Work to be completed |
Identify the lines that include the word "Евстигнеева", then copy all of them.

Dataset items |
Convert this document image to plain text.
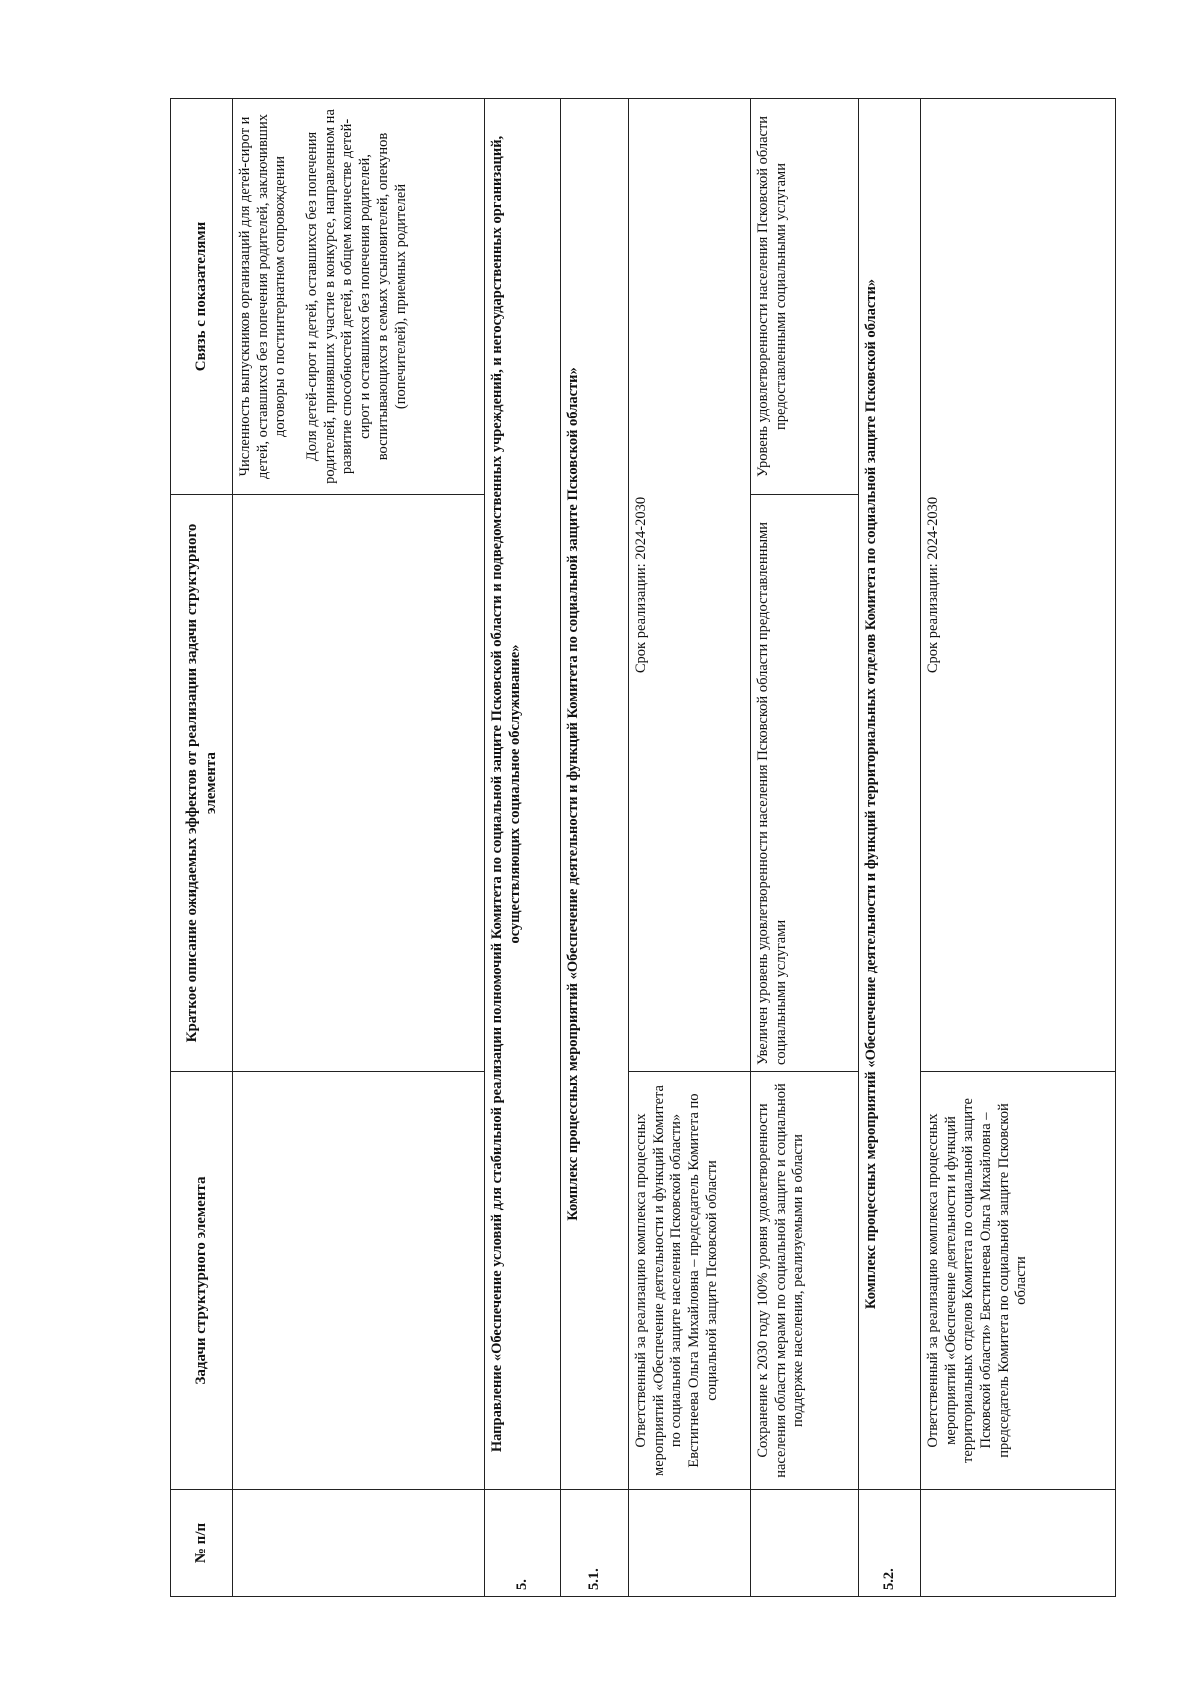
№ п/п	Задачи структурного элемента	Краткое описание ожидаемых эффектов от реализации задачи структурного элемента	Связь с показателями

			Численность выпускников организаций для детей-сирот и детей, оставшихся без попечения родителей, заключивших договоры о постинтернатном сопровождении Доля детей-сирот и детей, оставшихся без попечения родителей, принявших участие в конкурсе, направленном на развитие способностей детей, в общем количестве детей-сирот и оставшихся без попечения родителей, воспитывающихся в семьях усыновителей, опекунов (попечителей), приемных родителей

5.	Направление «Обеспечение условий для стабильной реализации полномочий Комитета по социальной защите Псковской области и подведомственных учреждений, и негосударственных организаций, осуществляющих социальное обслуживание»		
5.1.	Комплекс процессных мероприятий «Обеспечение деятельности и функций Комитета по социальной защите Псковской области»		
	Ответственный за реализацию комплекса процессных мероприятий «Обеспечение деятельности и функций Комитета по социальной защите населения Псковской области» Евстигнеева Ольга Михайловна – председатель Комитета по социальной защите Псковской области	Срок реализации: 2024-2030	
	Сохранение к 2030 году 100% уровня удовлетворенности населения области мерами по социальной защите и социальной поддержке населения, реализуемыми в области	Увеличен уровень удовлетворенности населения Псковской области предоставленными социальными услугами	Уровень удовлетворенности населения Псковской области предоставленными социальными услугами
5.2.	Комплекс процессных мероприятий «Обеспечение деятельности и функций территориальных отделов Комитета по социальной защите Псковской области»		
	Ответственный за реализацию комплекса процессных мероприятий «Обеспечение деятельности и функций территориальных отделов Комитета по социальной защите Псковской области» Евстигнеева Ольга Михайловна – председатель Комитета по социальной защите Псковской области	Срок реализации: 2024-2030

* * *

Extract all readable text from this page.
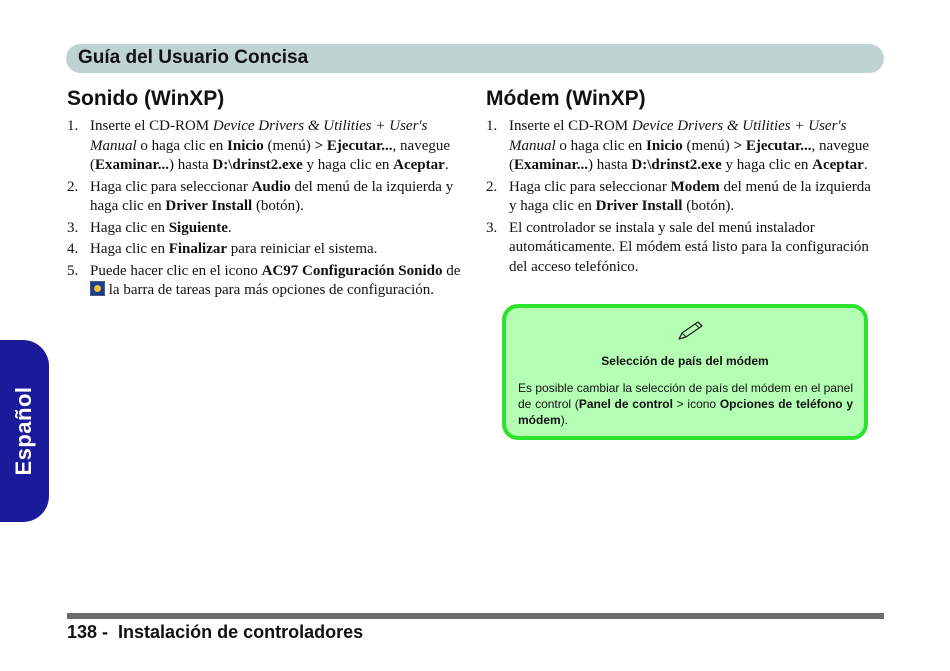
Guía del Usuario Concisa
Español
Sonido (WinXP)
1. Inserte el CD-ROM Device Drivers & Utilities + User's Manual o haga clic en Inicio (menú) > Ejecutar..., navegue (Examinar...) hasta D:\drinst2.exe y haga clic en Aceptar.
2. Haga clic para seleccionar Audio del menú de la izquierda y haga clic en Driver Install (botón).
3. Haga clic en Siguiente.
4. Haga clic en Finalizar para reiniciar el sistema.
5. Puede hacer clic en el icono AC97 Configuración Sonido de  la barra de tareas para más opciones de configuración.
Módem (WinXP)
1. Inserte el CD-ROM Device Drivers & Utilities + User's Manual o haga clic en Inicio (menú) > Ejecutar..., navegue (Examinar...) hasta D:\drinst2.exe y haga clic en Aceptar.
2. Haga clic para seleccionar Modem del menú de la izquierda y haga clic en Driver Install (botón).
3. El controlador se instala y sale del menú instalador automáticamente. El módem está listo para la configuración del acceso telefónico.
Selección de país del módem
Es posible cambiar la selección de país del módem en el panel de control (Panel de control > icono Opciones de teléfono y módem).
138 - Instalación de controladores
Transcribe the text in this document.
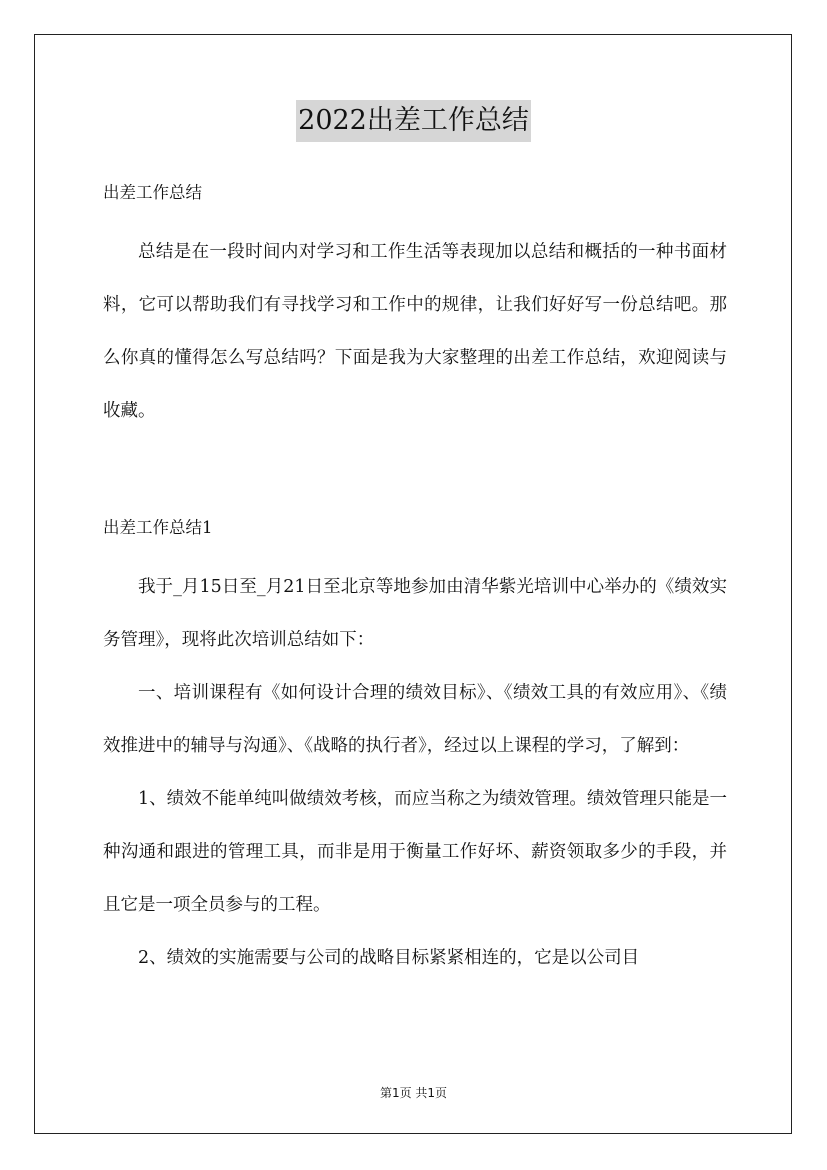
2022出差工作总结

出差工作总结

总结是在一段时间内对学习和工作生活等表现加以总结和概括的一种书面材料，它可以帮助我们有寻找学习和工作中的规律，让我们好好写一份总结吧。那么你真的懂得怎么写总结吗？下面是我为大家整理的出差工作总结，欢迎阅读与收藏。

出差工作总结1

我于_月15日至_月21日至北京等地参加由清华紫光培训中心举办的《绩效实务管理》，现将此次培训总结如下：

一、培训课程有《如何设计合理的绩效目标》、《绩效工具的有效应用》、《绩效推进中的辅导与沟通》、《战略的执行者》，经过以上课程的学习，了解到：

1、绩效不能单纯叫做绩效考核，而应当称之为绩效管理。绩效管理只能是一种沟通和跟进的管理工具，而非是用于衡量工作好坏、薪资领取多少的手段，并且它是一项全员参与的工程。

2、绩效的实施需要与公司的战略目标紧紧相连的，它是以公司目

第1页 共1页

--

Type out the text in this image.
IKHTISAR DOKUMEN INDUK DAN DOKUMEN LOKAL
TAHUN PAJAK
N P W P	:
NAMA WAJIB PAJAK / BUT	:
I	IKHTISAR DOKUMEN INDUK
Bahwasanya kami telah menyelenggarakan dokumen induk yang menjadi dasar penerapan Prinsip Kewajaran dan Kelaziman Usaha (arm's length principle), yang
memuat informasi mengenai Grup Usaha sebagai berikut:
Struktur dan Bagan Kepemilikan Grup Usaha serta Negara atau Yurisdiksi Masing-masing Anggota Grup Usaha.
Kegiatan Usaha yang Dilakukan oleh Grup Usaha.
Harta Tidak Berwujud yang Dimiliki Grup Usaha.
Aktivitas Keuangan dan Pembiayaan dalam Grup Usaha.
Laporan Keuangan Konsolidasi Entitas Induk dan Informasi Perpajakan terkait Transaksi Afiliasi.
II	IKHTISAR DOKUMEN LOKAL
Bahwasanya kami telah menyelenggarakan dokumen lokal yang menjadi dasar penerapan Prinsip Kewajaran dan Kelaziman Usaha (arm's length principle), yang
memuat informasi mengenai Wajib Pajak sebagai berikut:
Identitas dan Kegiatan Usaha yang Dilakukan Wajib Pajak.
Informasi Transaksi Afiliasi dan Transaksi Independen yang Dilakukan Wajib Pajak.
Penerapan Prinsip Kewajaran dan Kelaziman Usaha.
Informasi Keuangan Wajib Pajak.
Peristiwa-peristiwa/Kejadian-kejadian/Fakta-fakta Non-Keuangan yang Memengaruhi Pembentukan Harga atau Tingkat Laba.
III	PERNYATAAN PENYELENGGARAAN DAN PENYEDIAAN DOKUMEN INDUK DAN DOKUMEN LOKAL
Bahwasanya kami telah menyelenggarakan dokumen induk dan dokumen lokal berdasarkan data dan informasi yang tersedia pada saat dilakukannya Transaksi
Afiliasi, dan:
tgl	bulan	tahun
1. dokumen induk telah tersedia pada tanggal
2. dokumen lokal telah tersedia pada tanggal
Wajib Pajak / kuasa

Result of this task |
	Ответственный за реализацию комплекса процессных мероприятий «Обеспечение деятельности и функций Комитета по социальной защите населения Псковской области» Евстигнеева Ольга Михайловна – председатель Комитета по социальной защите Псковской области	Срок реализации: 2024-2030	
	Ответственный за реализацию комплекса процессных мероприятий «Обеспечение деятельности и функций территориальных отделов Комитета по социальной защите Псковской области» Евстигнеева Ольга Михайловна – председатель Комитета по социальной защите Псковской области	Срок реализации: 2024-2030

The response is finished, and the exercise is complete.